# start of Material for this task

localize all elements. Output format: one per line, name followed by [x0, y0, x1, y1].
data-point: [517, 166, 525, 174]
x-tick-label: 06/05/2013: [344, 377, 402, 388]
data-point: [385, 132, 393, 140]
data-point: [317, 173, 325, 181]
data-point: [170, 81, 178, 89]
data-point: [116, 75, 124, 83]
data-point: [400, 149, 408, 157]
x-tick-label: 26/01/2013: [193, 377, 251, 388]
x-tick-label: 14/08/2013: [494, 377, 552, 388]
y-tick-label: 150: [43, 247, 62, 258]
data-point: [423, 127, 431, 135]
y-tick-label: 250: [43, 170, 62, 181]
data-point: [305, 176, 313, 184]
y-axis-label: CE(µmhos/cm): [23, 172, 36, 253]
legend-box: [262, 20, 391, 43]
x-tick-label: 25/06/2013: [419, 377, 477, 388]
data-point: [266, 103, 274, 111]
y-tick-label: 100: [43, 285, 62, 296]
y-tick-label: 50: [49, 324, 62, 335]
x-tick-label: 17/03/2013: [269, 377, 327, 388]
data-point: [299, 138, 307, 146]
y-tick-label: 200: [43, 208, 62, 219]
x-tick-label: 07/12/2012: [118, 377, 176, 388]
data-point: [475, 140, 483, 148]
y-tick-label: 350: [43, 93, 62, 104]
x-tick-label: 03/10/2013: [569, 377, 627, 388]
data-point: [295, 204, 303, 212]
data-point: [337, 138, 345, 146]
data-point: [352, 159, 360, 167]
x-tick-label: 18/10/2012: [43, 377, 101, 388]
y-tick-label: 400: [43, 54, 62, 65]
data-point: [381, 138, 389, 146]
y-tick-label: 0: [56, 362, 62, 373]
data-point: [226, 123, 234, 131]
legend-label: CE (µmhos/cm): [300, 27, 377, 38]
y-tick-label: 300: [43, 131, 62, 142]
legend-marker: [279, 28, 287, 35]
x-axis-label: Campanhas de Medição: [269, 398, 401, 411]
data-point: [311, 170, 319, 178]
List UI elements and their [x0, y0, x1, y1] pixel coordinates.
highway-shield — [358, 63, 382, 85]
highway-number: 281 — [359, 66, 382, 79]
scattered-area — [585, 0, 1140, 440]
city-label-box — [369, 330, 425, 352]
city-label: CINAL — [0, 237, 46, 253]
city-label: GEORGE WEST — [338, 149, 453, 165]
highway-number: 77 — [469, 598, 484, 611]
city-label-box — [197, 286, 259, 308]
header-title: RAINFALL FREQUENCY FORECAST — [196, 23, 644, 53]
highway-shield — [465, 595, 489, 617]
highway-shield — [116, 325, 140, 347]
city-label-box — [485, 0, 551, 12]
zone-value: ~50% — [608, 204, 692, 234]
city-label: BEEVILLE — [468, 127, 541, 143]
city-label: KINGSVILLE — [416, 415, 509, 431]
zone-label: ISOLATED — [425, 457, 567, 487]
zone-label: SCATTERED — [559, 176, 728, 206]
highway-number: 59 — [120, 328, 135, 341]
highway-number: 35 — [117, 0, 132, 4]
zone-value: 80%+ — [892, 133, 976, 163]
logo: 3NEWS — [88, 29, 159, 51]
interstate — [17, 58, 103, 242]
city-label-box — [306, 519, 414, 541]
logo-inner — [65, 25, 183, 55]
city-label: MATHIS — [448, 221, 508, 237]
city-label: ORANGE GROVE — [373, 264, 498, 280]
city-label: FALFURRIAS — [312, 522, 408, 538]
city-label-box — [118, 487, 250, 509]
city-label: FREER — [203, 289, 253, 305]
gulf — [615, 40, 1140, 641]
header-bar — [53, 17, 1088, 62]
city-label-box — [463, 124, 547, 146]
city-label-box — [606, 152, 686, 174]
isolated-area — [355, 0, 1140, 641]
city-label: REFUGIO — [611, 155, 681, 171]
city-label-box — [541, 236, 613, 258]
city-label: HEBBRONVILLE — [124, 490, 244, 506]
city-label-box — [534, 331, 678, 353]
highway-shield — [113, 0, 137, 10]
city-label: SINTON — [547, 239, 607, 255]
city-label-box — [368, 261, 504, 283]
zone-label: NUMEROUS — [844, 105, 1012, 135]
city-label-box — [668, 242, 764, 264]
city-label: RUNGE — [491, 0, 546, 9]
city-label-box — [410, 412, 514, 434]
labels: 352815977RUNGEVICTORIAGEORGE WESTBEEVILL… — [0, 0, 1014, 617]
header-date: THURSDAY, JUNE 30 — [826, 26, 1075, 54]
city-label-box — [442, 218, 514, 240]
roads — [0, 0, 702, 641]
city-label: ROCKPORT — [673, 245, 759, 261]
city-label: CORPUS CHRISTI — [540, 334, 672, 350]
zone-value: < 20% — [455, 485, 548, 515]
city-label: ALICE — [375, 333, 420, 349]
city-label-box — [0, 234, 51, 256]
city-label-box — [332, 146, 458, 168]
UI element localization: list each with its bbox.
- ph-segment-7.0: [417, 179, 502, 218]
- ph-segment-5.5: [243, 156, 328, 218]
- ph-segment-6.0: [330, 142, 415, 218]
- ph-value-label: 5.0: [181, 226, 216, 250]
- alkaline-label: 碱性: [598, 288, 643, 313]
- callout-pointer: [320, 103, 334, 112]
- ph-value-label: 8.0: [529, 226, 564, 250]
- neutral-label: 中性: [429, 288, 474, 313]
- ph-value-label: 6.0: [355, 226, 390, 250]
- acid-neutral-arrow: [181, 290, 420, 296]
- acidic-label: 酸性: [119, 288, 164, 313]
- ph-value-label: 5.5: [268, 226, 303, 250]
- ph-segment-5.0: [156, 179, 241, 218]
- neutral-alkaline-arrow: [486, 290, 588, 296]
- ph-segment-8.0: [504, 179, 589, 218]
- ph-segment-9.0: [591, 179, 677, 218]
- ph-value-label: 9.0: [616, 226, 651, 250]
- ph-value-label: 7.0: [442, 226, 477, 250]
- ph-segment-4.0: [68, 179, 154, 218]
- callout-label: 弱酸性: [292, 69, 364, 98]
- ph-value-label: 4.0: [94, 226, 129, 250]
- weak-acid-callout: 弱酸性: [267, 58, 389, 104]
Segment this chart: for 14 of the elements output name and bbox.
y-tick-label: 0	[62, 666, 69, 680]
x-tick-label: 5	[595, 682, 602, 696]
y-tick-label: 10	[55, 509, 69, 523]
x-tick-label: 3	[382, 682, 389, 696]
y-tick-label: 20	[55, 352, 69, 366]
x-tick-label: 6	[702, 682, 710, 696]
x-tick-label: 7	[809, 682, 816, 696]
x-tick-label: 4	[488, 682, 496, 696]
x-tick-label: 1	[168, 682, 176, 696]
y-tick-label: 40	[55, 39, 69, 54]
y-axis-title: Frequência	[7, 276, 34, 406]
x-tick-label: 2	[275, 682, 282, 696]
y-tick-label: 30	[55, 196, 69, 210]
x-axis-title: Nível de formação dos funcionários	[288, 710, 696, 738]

# end of Material for this task

From the entries above, filter out every line that contains the string "title". Copy each matching line as it appears.

header-title: RAINFALL FREQUENCY FORECAST — [196, 23, 644, 53]
y-axis-title: Frequência	[7, 276, 34, 406]
x-axis-title: Nível de formação dos funcionários	[288, 710, 696, 738]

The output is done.